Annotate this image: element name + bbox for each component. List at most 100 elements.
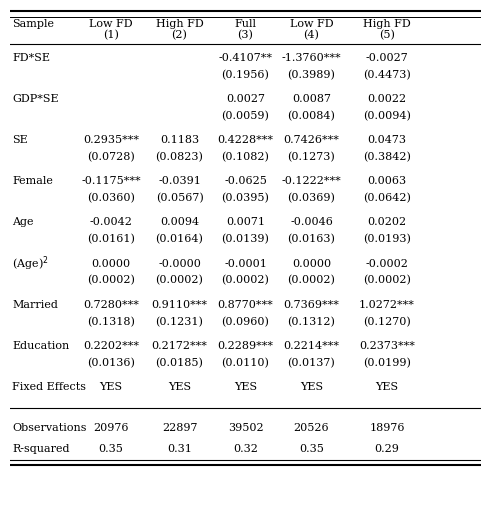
Text: (0.0395): (0.0395) [221,193,270,203]
Text: 0.7369***: 0.7369*** [284,300,339,310]
Text: Married: Married [12,300,58,310]
Text: GDP*SE: GDP*SE [12,94,59,104]
Text: Low FD: Low FD [290,19,333,29]
Text: (0.0960): (0.0960) [221,317,270,327]
Text: 0.0473: 0.0473 [367,135,407,145]
Text: (0.0002): (0.0002) [288,275,335,286]
Text: Full: Full [235,19,256,29]
Text: SE: SE [12,135,28,145]
Text: 0.0071: 0.0071 [226,217,265,227]
Text: 0.2202***: 0.2202*** [83,341,139,351]
Text: (0.0002): (0.0002) [221,275,270,286]
Text: (0.4473): (0.4473) [363,69,411,80]
Text: YES: YES [300,382,323,392]
Text: 39502: 39502 [228,423,263,433]
Text: (0.0002): (0.0002) [87,275,135,286]
Text: (0.0642): (0.0642) [363,193,411,203]
Text: (0.1956): (0.1956) [221,69,270,80]
Text: (0.1082): (0.1082) [221,152,270,162]
Text: -0.0027: -0.0027 [365,52,409,62]
Text: YES: YES [100,382,123,392]
Text: (0.0823): (0.0823) [156,152,203,162]
Text: (0.3989): (0.3989) [288,69,335,80]
Text: 0.2214***: 0.2214*** [283,341,339,351]
Text: (4): (4) [303,30,320,40]
Text: (0.0002): (0.0002) [363,275,411,286]
Text: (0.0002): (0.0002) [156,275,203,286]
Text: 0.32: 0.32 [233,444,258,454]
Text: -0.4107**: -0.4107** [218,52,273,62]
Text: Sample: Sample [12,19,54,29]
Text: -1.3760***: -1.3760*** [282,52,341,62]
Text: 0.2373***: 0.2373*** [359,341,415,351]
Text: 0.9110***: 0.9110*** [152,300,208,310]
Text: (0.1312): (0.1312) [288,317,335,327]
Text: (1): (1) [103,30,119,40]
Text: 0.0000: 0.0000 [292,258,331,268]
Text: (0.0164): (0.0164) [156,234,203,245]
Text: YES: YES [375,382,399,392]
Text: R-squared: R-squared [12,444,70,454]
Text: 0.0087: 0.0087 [292,94,331,104]
Text: -0.0042: -0.0042 [90,217,133,227]
Text: Fixed Effects: Fixed Effects [12,382,86,392]
Text: Female: Female [12,176,53,186]
Text: High FD: High FD [156,19,203,29]
Text: (Age)$^2$: (Age)$^2$ [12,254,49,273]
Text: 0.0202: 0.0202 [367,217,407,227]
Text: 18976: 18976 [369,423,405,433]
Text: (0.0110): (0.0110) [221,358,270,368]
Text: 20976: 20976 [93,423,129,433]
Text: 0.2289***: 0.2289*** [218,341,273,351]
Text: (0.0185): (0.0185) [156,358,203,368]
Text: 0.2935***: 0.2935*** [83,135,139,145]
Text: -0.0000: -0.0000 [158,258,201,268]
Text: -0.0625: -0.0625 [224,176,267,186]
Text: YES: YES [234,382,257,392]
Text: -0.0001: -0.0001 [224,258,267,268]
Text: (0.1270): (0.1270) [363,317,411,327]
Text: 0.0022: 0.0022 [367,94,407,104]
Text: (0.1231): (0.1231) [156,317,203,327]
Text: 20526: 20526 [294,423,329,433]
Text: 0.0094: 0.0094 [160,217,199,227]
Text: 0.31: 0.31 [167,444,192,454]
Text: 0.35: 0.35 [299,444,324,454]
Text: (0.0136): (0.0136) [87,358,135,368]
Text: (0.0193): (0.0193) [363,234,411,245]
Text: Observations: Observations [12,423,87,433]
Text: (0.0567): (0.0567) [156,193,203,203]
Text: 0.8770***: 0.8770*** [218,300,273,310]
Text: 1.0272***: 1.0272*** [359,300,415,310]
Text: (0.1273): (0.1273) [288,152,335,162]
Text: 0.0000: 0.0000 [92,258,131,268]
Text: (0.0199): (0.0199) [363,358,411,368]
Text: (0.0094): (0.0094) [363,111,411,121]
Text: (0.0369): (0.0369) [288,193,335,203]
Text: (0.3842): (0.3842) [363,152,411,162]
Text: 0.29: 0.29 [375,444,399,454]
Text: Age: Age [12,217,34,227]
Text: -0.1222***: -0.1222*** [282,176,341,186]
Text: (5): (5) [379,30,395,40]
Text: (0.0728): (0.0728) [87,152,135,162]
Text: Education: Education [12,341,69,351]
Text: (0.0137): (0.0137) [288,358,335,368]
Text: Low FD: Low FD [89,19,133,29]
Text: (0.0163): (0.0163) [288,234,335,245]
Text: -0.0391: -0.0391 [158,176,201,186]
Text: 0.35: 0.35 [99,444,124,454]
Text: (0.0161): (0.0161) [87,234,135,245]
Text: (2): (2) [171,30,188,40]
Text: 22897: 22897 [162,423,197,433]
Text: 0.4228***: 0.4228*** [218,135,273,145]
Text: (0.0139): (0.0139) [221,234,270,245]
Text: -0.0002: -0.0002 [365,258,409,268]
Text: YES: YES [168,382,191,392]
Text: 0.2172***: 0.2172*** [152,341,207,351]
Text: (0.0084): (0.0084) [288,111,335,121]
Text: (3): (3) [238,30,253,40]
Text: 0.1183: 0.1183 [160,135,199,145]
Text: (0.1318): (0.1318) [87,317,135,327]
Text: (0.0360): (0.0360) [87,193,135,203]
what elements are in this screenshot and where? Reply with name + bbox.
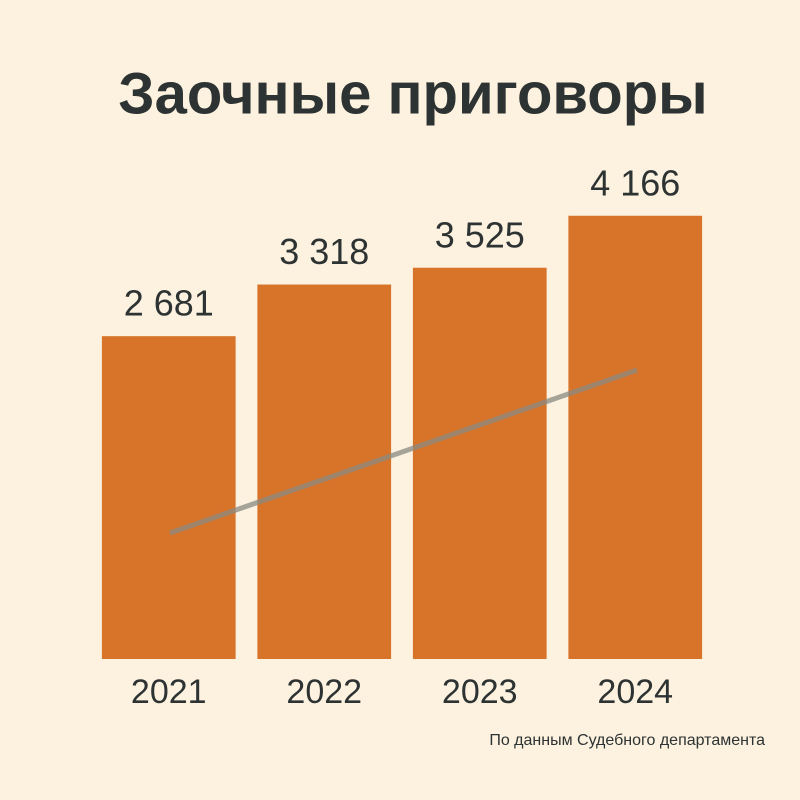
value-label: 4 166: [590, 162, 680, 203]
chart-title: Заочные приговоры: [118, 61, 707, 126]
bar: [412, 267, 547, 659]
x-tick-label: 2023: [442, 673, 518, 711]
x-tick-label: 2024: [597, 673, 673, 711]
source-note: По данным Судебного департамента: [489, 732, 765, 749]
trend-line: [169, 367, 638, 536]
value-label: 3 318: [279, 231, 369, 272]
bar: [101, 336, 236, 659]
x-tick-label: 2021: [131, 673, 207, 711]
plot: 2 681 2021 3 318 2022 3 525 2023 4 166 2024: [101, 162, 703, 711]
bar: [568, 215, 703, 660]
value-label: 3 525: [435, 214, 525, 255]
bar: [257, 284, 392, 659]
x-tick-label: 2022: [286, 673, 362, 711]
value-label: 2 681: [124, 283, 214, 324]
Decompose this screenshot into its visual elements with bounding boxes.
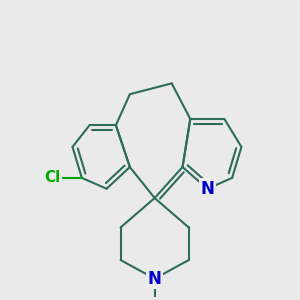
Text: N: N bbox=[200, 180, 214, 198]
Text: Cl: Cl bbox=[44, 170, 61, 185]
Text: N: N bbox=[148, 270, 162, 288]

=====

Task description >>
Rewrite all of the lines above as a numbered list, skipping any blank lines and leaving out the pictures.

Correct response >>
1. Annotate this image: element name + bbox for each component. List at most 100 elements.
2. Text: (0.0395): (0.0395) [221,193,270,203]
3. Text: 0.7369***: 0.7369*** [284,300,339,310]
4. Text: Married: Married [12,300,58,310]
5. Text: GDP*SE: GDP*SE [12,94,59,104]
6. Text: Low FD: Low FD [290,19,333,29]
7. Text: (0.0960): (0.0960) [221,317,270,327]
8. Text: 0.0473: 0.0473 [367,135,407,145]
9. Text: (0.0002): (0.0002) [288,275,335,286]
10. Text: Full: Full [235,19,256,29]
11. Text: SE: SE [12,135,28,145]
12. Text: 0.0071: 0.0071 [226,217,265,227]
13. Text: 0.2202***: 0.2202*** [83,341,139,351]
14. Text: (0.0002): (0.0002) [221,275,270,286]
15. Text: (0.4473): (0.4473) [363,69,411,80]
16. Text: YES: YES [300,382,323,392]
17. Text: 39502: 39502 [228,423,263,433]
18. Text: (0.0002): (0.0002) [87,275,135,286]
19. Text: (0.0642): (0.0642) [363,193,411,203]
20. Text: (0.1956): (0.1956) [221,69,270,80]
21. Text: (0.1082): (0.1082) [221,152,270,162]
22. Text: -0.0027: -0.0027 [365,52,409,62]
23. Text: YES: YES [100,382,123,392]
24. Text: (0.0823): (0.0823) [156,152,203,162]
25. Text: (0.3989): (0.3989) [288,69,335,80]
26. Text: 0.2214***: 0.2214*** [283,341,339,351]
27. Text: (4): (4) [303,30,320,40]
28. Text: (0.0002): (0.0002) [363,275,411,286]
29. Text: (0.0002): (0.0002) [156,275,203,286]
30. Text: 0.32: 0.32 [233,444,258,454]
31. Text: -0.4107**: -0.4107** [218,52,273,62]
32. Text: Sample: Sample [12,19,54,29]
33. Text: -1.3760***: -1.3760*** [282,52,341,62]
34. Text: 0.2373***: 0.2373*** [359,341,415,351]
35. Text: 0.9110***: 0.9110*** [152,300,208,310]
36. Text: (0.1312): (0.1312) [288,317,335,327]
37. Text: (1): (1) [103,30,119,40]
38. Text: 0.0000: 0.0000 [292,258,331,268]
39. Text: (0.0164): (0.0164) [156,234,203,245]
40. Text: YES: YES [375,382,399,392]
41. Text: R-squared: R-squared [12,444,70,454]
42. Text: 0.0087: 0.0087 [292,94,331,104]
43. Text: -0.0042: -0.0042 [90,217,133,227]
44. Text: Fixed Effects: Fixed Effects [12,382,86,392]
45. Text: Female: Female [12,176,53,186]
46. Text: High FD: High FD [156,19,203,29]
47. Text: (Age)$^2$: (Age)$^2$ [12,254,49,273]
48. Text: 0.0202: 0.0202 [367,217,407,227]
49. Text: 18976: 18976 [369,423,405,433]
50. Text: (0.0110): (0.0110) [221,358,270,368]
51. Text: 20976: 20976 [93,423,129,433]
52. Text: 0.2289***: 0.2289*** [218,341,273,351]
53. Text: (0.0185): (0.0185) [156,358,203,368]
54. Text: 0.2935***: 0.2935*** [83,135,139,145]
55. Text: -0.0000: -0.0000 [158,258,201,268]
56. Text: -0.0625: -0.0625 [224,176,267,186]
57. Text: YES: YES [234,382,257,392]
58. Text: -0.0001: -0.0001 [224,258,267,268]
59. Text: (0.1270): (0.1270) [363,317,411,327]
60. Text: 0.0022: 0.0022 [367,94,407,104]
61. Text: (0.1231): (0.1231) [156,317,203,327]
62. Text: 20526: 20526 [294,423,329,433]
63. Text: 0.0094: 0.0094 [160,217,199,227]
64. Text: 0.31: 0.31 [167,444,192,454]
65. Text: 0.35: 0.35 [299,444,324,454]
66. Text: (0.0136): (0.0136) [87,358,135,368]
67. Text: (0.0193): (0.0193) [363,234,411,245]
68. Text: Observations: Observations [12,423,87,433]
69. Text: (0.0567): (0.0567) [156,193,203,203]
70. Text: 0.8770***: 0.8770*** [218,300,273,310]
71. Text: 1.0272***: 1.0272*** [359,300,415,310]
72. Text: (0.1273): (0.1273) [288,152,335,162]
73. Text: 0.0000: 0.0000 [92,258,131,268]
74. Text: (0.0199): (0.0199) [363,358,411,368]
75. Text: (0.0094): (0.0094) [363,111,411,121]
76. Text: (0.0369): (0.0369) [288,193,335,203]
77. Text: (0.3842): (0.3842) [363,152,411,162]
78. Text: 0.29: 0.29 [375,444,399,454]
79. Text: Age: Age [12,217,34,227]
80. Text: -0.1222***: -0.1222*** [282,176,341,186]
81. Text: (5): (5) [379,30,395,40]
82. Text: (0.0728): (0.0728) [87,152,135,162]
83. Text: Education: Education [12,341,69,351]
84. Text: (0.0137): (0.0137) [288,358,335,368]
85. Text: Low FD: Low FD [89,19,133,29]
86. Text: (0.0163): (0.0163) [288,234,335,245]
87. Text: -0.0391: -0.0391 [158,176,201,186]
88. Text: 0.35: 0.35 [99,444,124,454]
89. Text: (0.0161): (0.0161) [87,234,135,245]
90. Text: (2): (2) [171,30,188,40]
91. Text: 22897: 22897 [162,423,197,433]
92. Text: 0.4228***: 0.4228*** [218,135,273,145]
93. Text: (0.0139): (0.0139) [221,234,270,245]
94. Text: -0.0002: -0.0002 [365,258,409,268]
95. Text: YES: YES [168,382,191,392]
96. Text: 0.2172***: 0.2172*** [152,341,207,351]
97. Text: (0.0084): (0.0084) [288,111,335,121]
98. Text: (3): (3) [238,30,253,40]
99. Text: 0.1183: 0.1183 [160,135,199,145]
100. Text: (0.1318): (0.1318) [87,317,135,327]
101. Text: (0.0360): (0.0360) [87,193,135,203]
102. what elements are in this screenshot and where? Reply with name + bbox.
103. value-label: 4 166: [590, 162, 680, 203]
104. chart-title: Заочные приговоры: [118, 61, 707, 126]
105. bar: [412, 267, 547, 659]
106. x-tick-label: 2023: [442, 673, 518, 711]
107. x-tick-label: 2024: [597, 673, 673, 711]
108. source-note: По данным Судебного департамента: [489, 732, 765, 749]
109. trend-line: [169, 367, 638, 536]
110. value-label: 3 318: [279, 231, 369, 272]
111. bar: [101, 336, 236, 659]
112. x-tick-label: 2021: [131, 673, 207, 711]
113. plot: 2 681 2021 3 318 2022 3 525 2023 4 166 2024: [101, 162, 703, 711]
114. bar: [568, 215, 703, 660]
115. value-label: 3 525: [435, 214, 525, 255]
116. bar: [257, 284, 392, 659]
117. x-tick-label: 2022: [286, 673, 362, 711]
118. value-label: 2 681: [124, 283, 214, 324]
119. Decompose this screenshot into its visual elements with bounding boxes.
120. Text: N: N bbox=[200, 180, 214, 198]
121. Text: Cl: Cl bbox=[44, 170, 61, 185]
122. Text: N: N bbox=[148, 270, 162, 288]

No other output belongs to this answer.